Please copy every line of the records below that holds the word "Desarrollo".

Start Data for processing

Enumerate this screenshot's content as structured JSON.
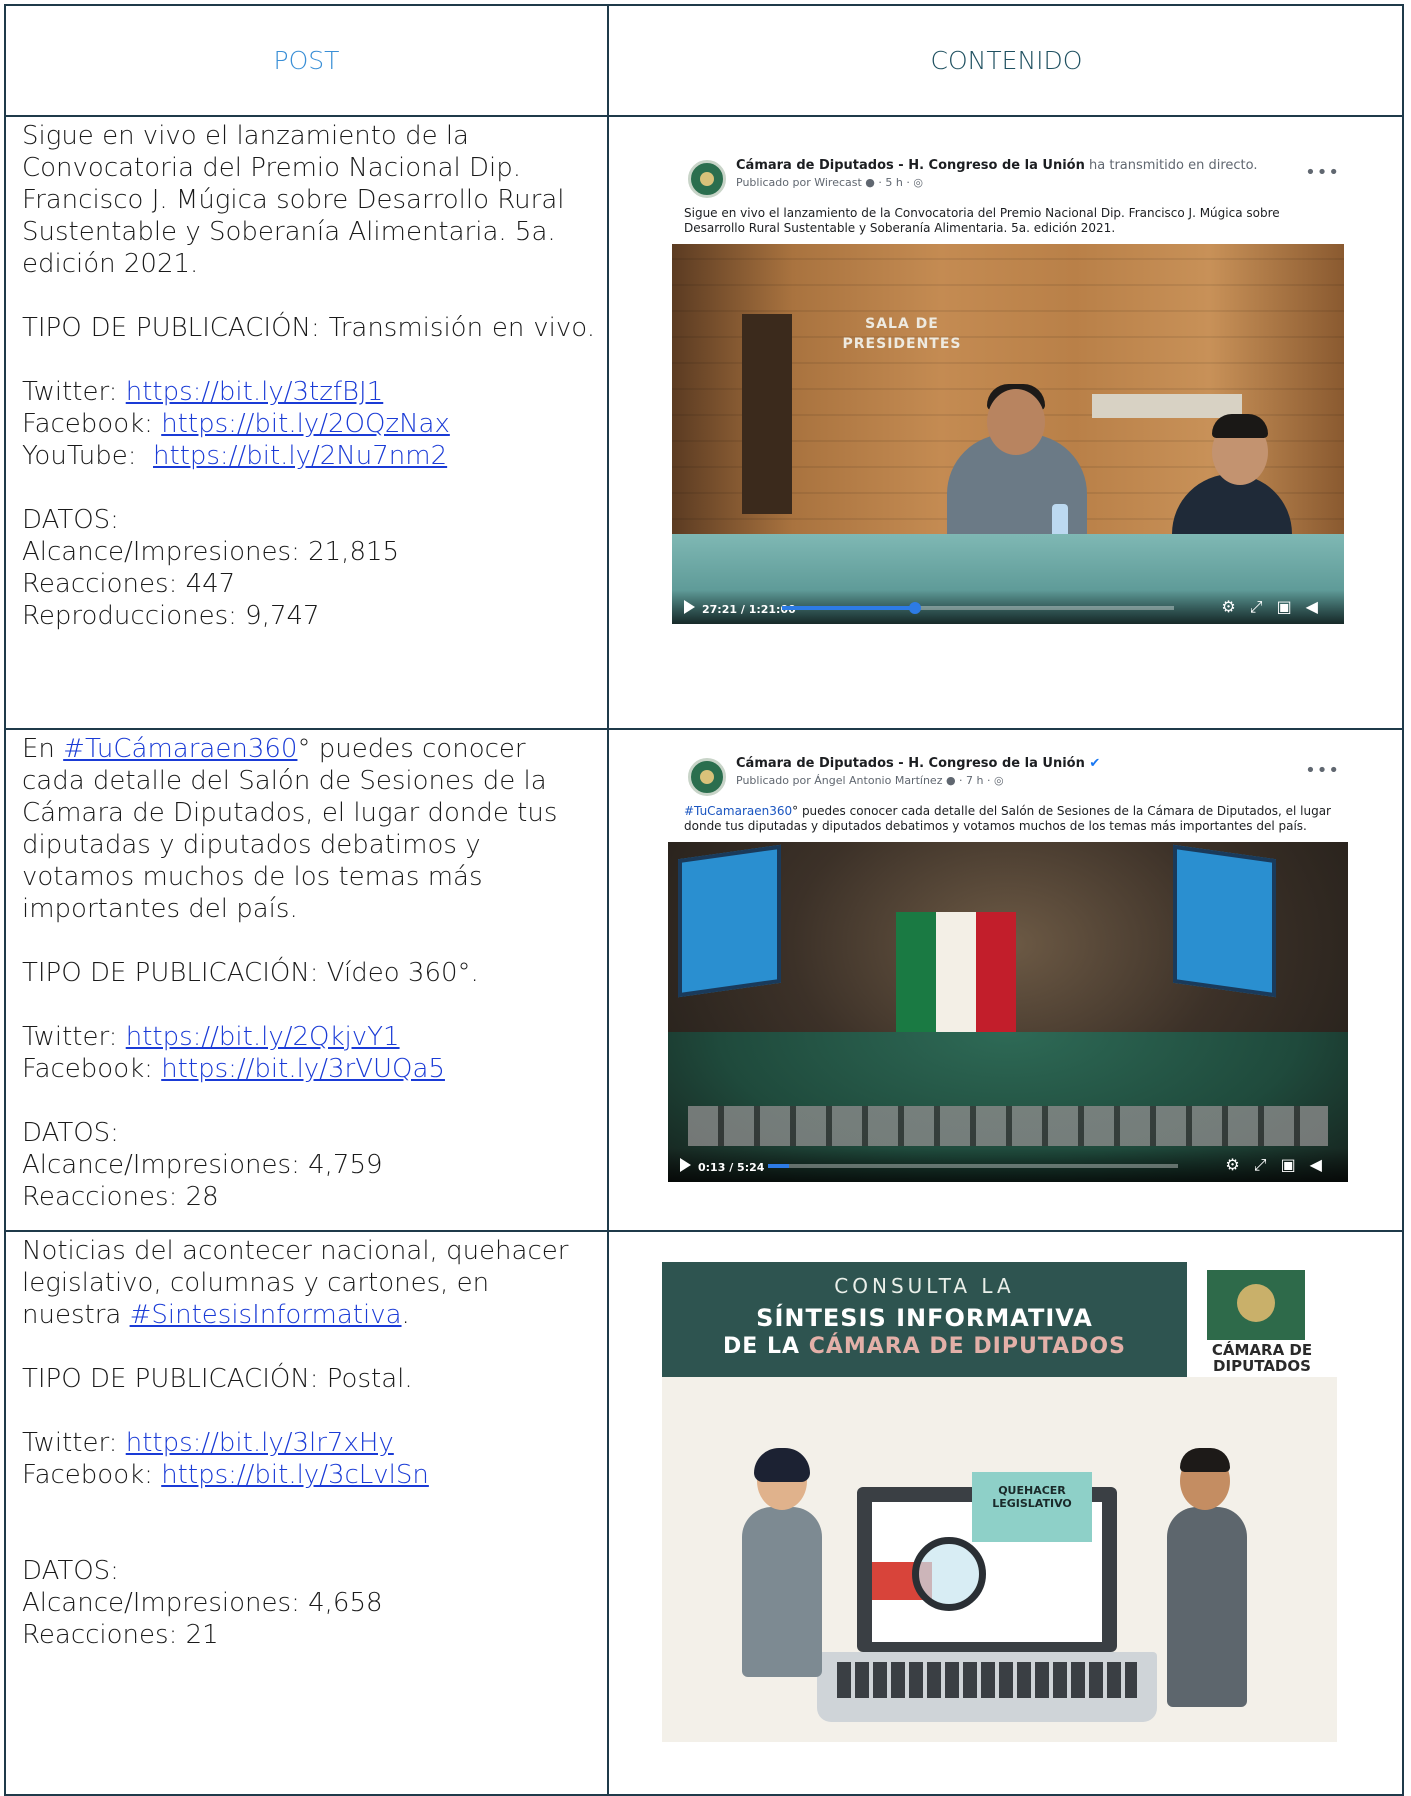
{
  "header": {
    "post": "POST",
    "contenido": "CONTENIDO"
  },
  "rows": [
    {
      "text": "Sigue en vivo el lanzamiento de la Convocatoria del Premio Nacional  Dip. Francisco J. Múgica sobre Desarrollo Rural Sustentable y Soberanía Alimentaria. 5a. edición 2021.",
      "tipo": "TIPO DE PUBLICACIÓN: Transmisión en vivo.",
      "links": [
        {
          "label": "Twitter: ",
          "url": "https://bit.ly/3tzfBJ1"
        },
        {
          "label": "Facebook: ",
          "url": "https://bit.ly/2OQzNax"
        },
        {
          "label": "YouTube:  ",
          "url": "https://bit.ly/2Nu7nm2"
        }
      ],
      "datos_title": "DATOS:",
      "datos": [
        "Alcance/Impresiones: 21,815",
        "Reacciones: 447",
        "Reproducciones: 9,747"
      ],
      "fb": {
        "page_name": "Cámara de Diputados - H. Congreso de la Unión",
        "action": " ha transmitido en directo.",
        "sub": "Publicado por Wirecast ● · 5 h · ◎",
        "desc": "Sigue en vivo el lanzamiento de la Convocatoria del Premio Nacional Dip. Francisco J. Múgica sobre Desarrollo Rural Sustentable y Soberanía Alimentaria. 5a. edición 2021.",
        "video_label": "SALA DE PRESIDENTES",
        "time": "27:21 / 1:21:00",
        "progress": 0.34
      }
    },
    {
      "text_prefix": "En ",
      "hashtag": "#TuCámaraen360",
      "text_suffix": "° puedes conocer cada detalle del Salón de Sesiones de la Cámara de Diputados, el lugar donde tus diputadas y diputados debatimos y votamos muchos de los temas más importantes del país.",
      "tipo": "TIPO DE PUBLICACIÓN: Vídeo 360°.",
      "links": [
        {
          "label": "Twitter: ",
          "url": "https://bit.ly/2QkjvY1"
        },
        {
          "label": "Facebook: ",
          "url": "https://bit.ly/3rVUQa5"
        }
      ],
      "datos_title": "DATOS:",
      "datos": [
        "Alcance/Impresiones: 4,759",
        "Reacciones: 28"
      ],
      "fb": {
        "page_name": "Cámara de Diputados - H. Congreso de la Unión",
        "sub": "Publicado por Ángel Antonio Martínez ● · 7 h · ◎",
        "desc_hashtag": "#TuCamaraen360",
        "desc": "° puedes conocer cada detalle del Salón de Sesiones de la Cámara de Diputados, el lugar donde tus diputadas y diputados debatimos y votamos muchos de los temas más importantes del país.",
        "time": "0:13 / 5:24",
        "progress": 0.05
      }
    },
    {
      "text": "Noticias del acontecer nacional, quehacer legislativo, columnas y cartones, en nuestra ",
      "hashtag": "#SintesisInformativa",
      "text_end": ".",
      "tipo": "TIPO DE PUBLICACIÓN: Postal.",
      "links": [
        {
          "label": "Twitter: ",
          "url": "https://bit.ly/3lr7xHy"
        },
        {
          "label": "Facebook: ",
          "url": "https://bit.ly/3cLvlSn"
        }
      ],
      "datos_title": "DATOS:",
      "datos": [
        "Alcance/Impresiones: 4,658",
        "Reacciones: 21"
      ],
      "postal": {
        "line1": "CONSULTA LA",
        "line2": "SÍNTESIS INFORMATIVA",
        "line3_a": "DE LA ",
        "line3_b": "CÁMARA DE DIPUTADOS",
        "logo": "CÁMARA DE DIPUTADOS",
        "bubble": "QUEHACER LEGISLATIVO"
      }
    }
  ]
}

End Data for processing

→ **Answer below**:
      "text": "Sigue en vivo el lanzamiento de la Convocatoria del Premio Nacional  Dip. Francisco J. Múgica sobre Desarrollo Rural Sustentable y Soberanía Alimentaria. 5a. edición 2021.",
        "desc": "Sigue en vivo el lanzamiento de la Convocatoria del Premio Nacional Dip. Francisco J. Múgica sobre Desarrollo Rural Sustentable y Soberanía Alimentaria. 5a. edición 2021.",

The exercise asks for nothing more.